### Given exercise
Tally the lines below that contain "this". The number is the whole answer.
>> begin Rows
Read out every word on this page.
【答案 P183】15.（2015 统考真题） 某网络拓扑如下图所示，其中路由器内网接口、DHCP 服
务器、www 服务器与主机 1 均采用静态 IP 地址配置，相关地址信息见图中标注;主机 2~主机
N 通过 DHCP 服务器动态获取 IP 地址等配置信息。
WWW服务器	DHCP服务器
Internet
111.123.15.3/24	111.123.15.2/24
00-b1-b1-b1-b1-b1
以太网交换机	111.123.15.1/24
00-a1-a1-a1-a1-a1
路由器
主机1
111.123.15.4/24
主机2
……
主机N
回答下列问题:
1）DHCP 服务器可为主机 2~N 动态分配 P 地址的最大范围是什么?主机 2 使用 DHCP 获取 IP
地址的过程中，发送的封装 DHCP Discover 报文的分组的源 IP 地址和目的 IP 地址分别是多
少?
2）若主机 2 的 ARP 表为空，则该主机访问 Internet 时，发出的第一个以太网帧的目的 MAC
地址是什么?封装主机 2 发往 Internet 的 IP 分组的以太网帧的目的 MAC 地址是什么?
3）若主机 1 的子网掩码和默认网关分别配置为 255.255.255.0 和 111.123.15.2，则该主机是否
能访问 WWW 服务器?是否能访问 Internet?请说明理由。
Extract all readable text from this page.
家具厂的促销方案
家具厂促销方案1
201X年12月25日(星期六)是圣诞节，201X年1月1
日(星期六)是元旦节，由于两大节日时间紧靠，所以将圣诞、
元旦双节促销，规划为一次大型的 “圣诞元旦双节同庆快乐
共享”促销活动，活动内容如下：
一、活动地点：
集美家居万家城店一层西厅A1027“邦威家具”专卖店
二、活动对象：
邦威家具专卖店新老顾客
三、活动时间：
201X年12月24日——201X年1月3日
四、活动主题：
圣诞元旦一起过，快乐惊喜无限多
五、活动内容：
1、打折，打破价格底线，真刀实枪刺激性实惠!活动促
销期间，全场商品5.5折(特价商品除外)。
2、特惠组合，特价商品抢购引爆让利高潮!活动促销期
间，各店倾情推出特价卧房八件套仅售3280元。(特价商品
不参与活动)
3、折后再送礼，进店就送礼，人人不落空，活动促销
>> end Rows
### Solution
2